DATA PROVIDED -

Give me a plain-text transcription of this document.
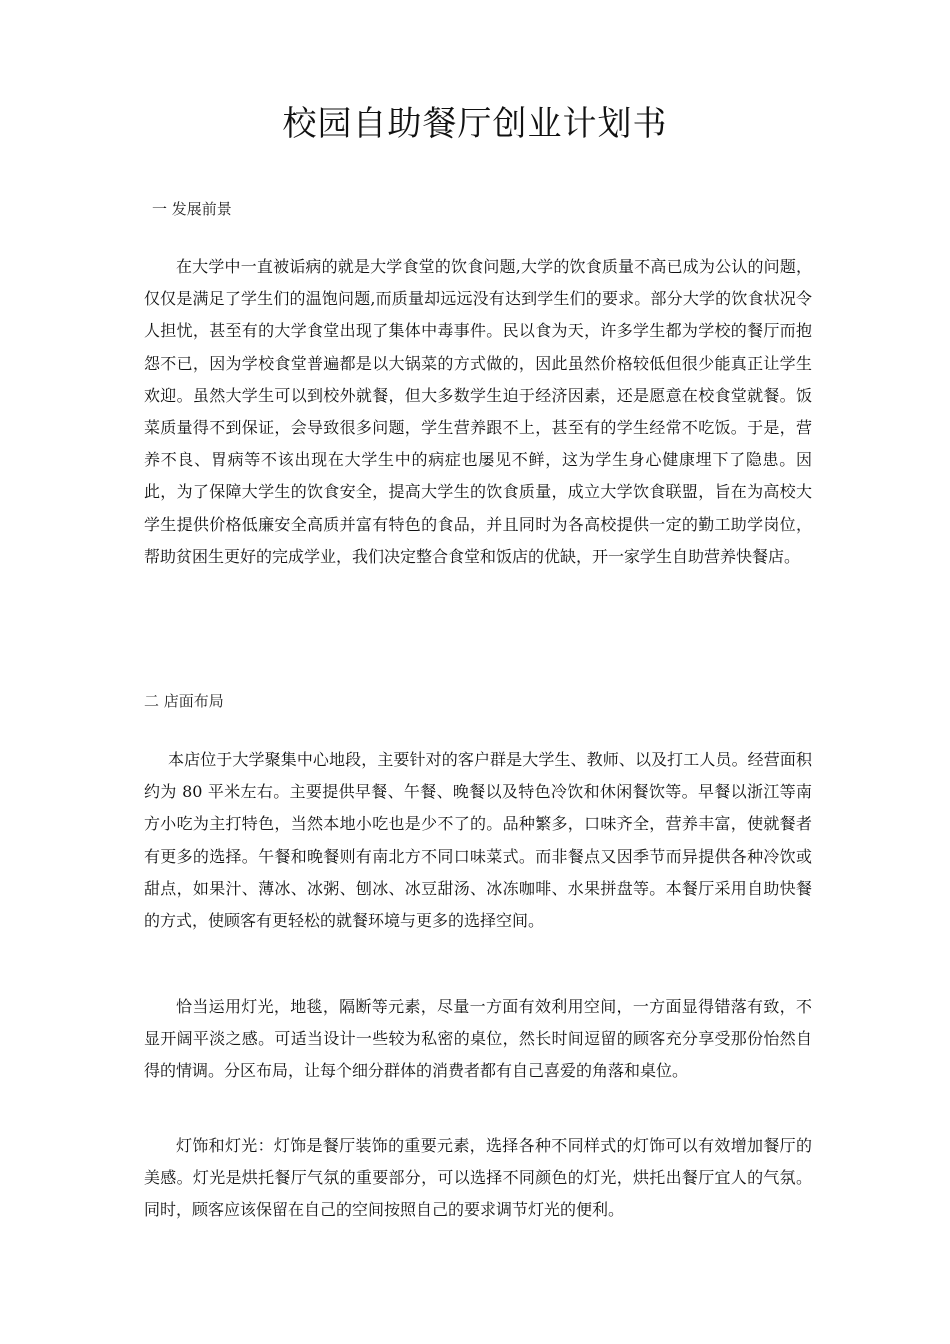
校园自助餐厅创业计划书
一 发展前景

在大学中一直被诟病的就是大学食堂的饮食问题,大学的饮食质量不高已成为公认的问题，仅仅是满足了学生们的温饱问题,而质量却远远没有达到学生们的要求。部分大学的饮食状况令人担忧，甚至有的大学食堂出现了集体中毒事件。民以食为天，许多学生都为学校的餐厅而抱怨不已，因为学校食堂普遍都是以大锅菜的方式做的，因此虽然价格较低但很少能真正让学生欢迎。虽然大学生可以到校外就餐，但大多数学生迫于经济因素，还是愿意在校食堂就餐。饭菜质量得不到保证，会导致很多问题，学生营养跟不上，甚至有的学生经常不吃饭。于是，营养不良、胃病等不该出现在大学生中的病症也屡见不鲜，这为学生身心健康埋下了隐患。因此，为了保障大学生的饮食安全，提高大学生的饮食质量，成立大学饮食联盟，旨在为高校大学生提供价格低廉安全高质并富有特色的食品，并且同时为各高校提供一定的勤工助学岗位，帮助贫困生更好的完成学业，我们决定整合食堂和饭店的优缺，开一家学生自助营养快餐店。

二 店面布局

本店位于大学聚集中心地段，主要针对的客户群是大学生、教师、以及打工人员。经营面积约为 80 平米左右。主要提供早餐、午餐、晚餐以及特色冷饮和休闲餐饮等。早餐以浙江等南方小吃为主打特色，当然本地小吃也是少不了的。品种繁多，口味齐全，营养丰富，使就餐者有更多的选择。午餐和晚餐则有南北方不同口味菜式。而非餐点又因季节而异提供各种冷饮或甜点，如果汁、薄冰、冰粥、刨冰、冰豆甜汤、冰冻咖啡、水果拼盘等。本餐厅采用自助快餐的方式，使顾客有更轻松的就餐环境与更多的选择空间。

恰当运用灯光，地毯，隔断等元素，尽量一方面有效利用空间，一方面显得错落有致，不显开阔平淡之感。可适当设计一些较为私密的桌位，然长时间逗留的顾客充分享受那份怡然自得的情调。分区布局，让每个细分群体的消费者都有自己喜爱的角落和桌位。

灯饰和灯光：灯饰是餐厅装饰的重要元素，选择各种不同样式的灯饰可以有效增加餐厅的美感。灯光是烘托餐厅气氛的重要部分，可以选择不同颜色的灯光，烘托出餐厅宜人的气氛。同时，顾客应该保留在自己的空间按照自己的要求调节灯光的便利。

* * *

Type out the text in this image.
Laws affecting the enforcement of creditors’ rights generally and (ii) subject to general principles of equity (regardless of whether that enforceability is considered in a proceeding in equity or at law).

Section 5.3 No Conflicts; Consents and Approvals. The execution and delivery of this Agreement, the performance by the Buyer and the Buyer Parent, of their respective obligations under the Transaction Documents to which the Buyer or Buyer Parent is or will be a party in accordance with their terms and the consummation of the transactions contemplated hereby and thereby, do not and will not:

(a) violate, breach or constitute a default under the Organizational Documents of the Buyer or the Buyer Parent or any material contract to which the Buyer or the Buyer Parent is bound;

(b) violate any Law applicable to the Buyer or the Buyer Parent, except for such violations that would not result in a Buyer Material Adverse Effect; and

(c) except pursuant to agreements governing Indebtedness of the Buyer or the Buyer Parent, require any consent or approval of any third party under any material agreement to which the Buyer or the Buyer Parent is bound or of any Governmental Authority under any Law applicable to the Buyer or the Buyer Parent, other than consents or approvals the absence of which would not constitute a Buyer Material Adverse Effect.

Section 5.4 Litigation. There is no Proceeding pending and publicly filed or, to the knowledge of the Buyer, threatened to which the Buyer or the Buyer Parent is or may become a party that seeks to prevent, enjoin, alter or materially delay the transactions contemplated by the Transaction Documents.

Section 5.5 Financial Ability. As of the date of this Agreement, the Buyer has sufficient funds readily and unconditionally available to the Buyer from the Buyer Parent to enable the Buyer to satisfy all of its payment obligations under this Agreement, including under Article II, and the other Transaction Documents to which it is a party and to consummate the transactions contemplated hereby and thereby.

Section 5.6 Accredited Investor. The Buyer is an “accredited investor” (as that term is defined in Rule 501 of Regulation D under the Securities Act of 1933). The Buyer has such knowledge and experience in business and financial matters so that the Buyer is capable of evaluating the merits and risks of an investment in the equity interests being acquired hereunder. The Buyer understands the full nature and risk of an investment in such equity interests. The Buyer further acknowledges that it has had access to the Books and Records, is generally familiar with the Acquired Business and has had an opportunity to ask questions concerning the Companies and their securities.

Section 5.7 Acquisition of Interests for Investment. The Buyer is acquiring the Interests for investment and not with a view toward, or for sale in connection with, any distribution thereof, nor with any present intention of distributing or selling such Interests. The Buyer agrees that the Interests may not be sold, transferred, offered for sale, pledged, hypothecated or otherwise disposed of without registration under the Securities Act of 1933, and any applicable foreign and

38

WHAT YOU NEED TO DO - Scan the data above; copy every line where "Effect" appears.

FINISHED TASK -
(b) violate any Law applicable to the Buyer or the Buyer Parent, except for such violations that would not result in a Buyer Material Adverse Effect; and
(c) except pursuant to agreements governing Indebtedness of the Buyer or the Buyer Parent, require any consent or approval of any third party under any material agreement to which the Buyer or the Buyer Parent is bound or of any Governmental Authority under any Law applicable to the Buyer or the Buyer Parent, other than consents or approvals the absence of which would not constitute a Buyer Material Adverse Effect.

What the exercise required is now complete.